-- Start STORED RECORDS --

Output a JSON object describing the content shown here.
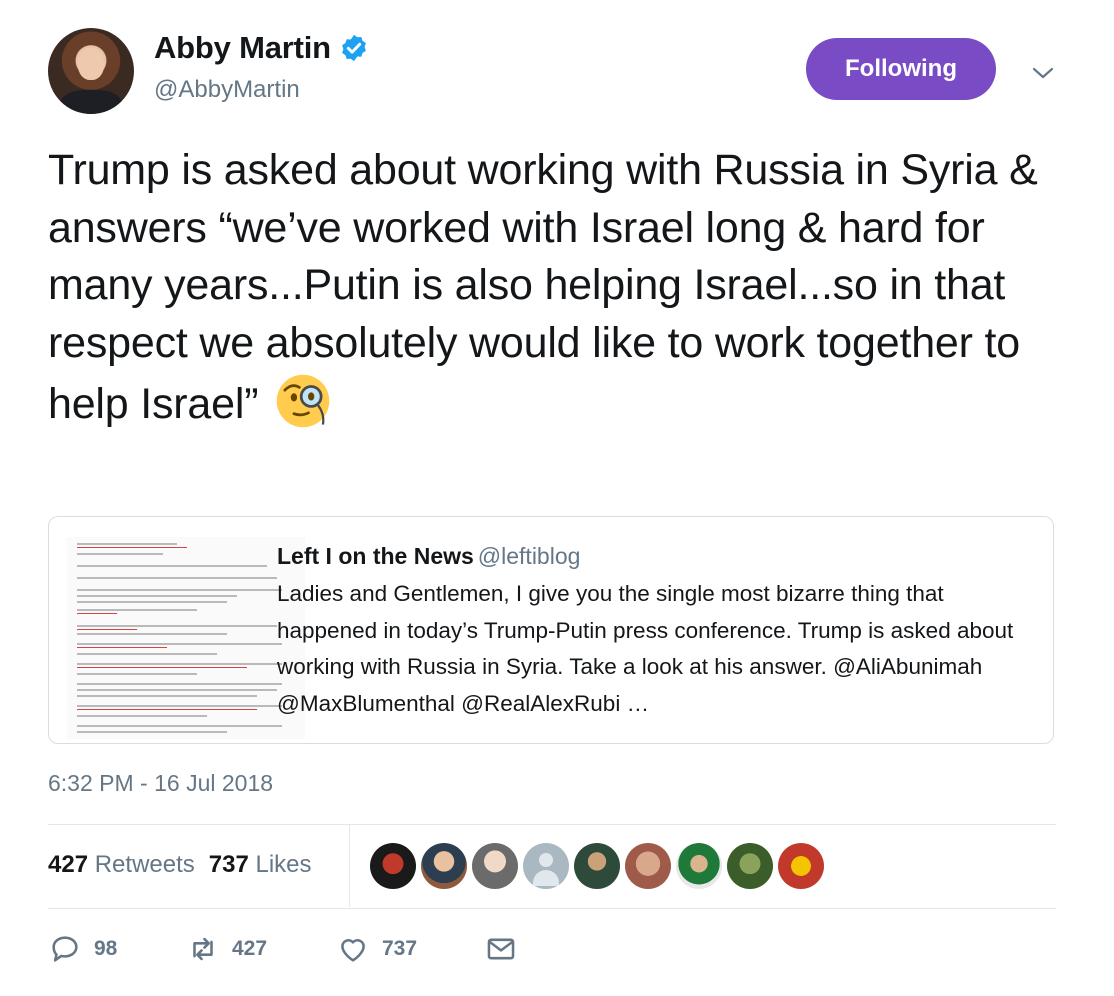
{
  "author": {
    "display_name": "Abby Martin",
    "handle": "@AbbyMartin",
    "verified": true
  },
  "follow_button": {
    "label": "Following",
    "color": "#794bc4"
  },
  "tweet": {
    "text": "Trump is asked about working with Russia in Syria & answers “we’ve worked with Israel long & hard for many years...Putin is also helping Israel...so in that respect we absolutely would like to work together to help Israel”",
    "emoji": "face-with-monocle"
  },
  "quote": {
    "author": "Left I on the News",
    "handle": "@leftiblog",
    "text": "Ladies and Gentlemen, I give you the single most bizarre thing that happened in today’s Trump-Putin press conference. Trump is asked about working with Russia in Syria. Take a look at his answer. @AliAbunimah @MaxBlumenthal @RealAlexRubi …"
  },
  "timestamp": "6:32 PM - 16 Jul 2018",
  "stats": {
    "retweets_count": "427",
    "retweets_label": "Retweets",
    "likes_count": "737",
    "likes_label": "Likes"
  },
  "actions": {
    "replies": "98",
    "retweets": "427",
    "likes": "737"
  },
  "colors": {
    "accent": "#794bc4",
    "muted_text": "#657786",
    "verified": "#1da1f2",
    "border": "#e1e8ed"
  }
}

-- End STORED RECORDS --
-- Start STORED RECORDS --

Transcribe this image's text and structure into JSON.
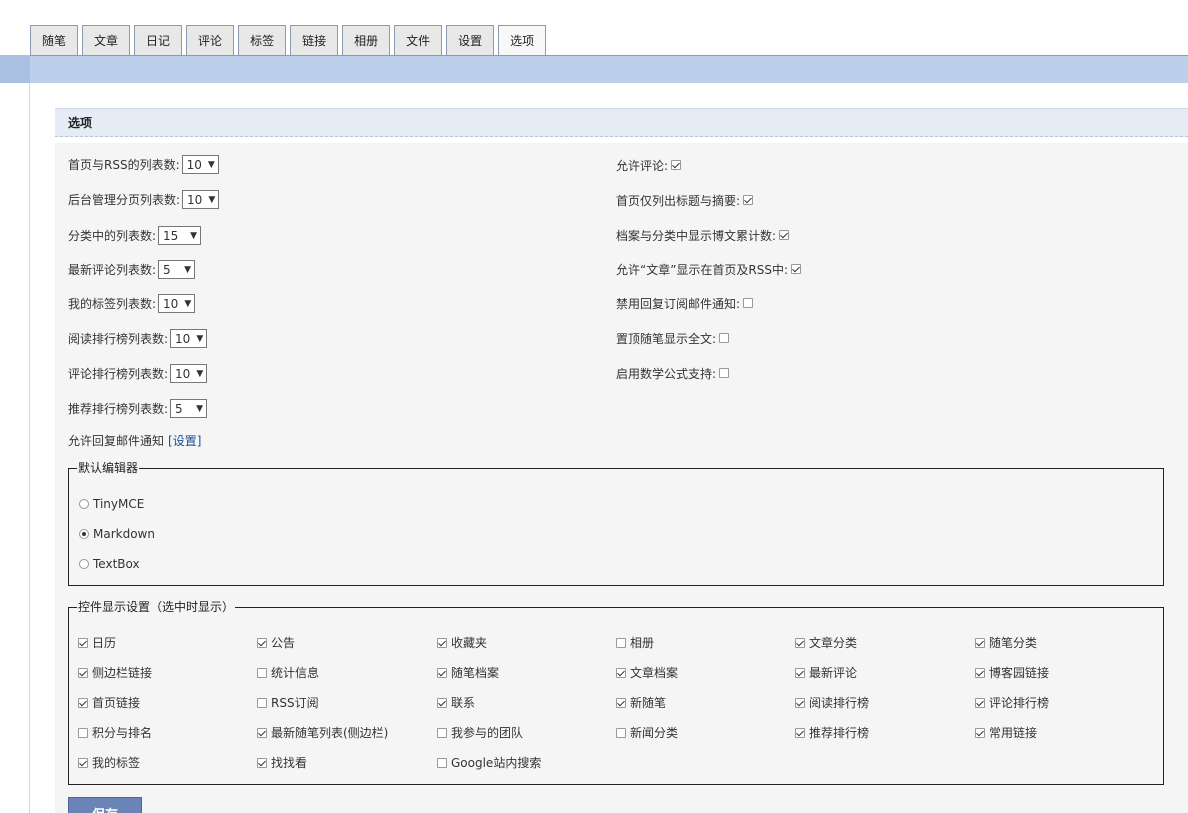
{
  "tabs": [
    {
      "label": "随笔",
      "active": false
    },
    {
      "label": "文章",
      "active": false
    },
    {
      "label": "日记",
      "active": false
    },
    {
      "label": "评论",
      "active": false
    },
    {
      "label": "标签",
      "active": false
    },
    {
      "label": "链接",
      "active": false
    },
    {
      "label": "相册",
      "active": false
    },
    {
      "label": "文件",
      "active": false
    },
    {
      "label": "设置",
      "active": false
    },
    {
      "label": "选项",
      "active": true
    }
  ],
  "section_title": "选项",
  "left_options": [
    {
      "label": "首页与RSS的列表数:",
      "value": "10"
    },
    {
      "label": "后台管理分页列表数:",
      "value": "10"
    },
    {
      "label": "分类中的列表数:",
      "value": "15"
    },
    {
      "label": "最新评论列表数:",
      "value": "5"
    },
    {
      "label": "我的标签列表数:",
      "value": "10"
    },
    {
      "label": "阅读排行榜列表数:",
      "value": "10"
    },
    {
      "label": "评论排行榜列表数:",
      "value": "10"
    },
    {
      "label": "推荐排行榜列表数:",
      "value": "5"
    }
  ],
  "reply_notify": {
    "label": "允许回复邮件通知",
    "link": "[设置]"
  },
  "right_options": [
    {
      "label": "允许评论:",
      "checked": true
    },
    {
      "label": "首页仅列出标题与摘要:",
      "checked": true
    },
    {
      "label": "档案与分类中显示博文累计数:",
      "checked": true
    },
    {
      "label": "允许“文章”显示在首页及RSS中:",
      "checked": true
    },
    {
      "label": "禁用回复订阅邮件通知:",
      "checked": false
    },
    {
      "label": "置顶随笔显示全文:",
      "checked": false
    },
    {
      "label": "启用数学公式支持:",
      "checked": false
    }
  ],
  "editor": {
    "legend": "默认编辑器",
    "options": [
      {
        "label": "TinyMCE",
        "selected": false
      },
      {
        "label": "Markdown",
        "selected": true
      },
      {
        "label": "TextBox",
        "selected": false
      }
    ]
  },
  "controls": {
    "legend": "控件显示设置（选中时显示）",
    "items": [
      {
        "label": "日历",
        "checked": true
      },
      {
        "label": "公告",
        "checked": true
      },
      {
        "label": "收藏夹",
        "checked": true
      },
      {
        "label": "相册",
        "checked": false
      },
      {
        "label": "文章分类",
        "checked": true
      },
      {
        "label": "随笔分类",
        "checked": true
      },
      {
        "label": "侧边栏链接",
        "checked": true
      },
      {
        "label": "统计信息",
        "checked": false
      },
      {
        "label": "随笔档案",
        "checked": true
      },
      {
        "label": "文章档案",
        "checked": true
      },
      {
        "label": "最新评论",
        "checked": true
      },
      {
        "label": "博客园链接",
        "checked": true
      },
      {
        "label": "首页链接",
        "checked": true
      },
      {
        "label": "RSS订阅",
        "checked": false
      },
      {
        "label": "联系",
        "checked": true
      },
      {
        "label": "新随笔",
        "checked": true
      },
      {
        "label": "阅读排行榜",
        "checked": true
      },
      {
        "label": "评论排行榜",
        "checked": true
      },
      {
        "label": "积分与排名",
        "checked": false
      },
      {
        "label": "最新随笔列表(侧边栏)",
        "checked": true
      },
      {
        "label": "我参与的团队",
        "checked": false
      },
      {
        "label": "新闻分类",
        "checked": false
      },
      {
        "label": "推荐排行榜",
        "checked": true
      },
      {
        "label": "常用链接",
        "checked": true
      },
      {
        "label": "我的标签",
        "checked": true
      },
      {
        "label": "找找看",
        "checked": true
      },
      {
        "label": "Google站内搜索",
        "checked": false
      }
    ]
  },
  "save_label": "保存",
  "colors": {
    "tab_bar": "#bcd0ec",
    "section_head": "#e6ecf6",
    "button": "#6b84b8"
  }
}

-- End STORED RECORDS --

## EXERCISE
In the listing above, find each line with the word "handle" and copy it.

## WORKED SOLUTION
    "handle": "@AbbyMartin",
    "handle": "@leftiblog",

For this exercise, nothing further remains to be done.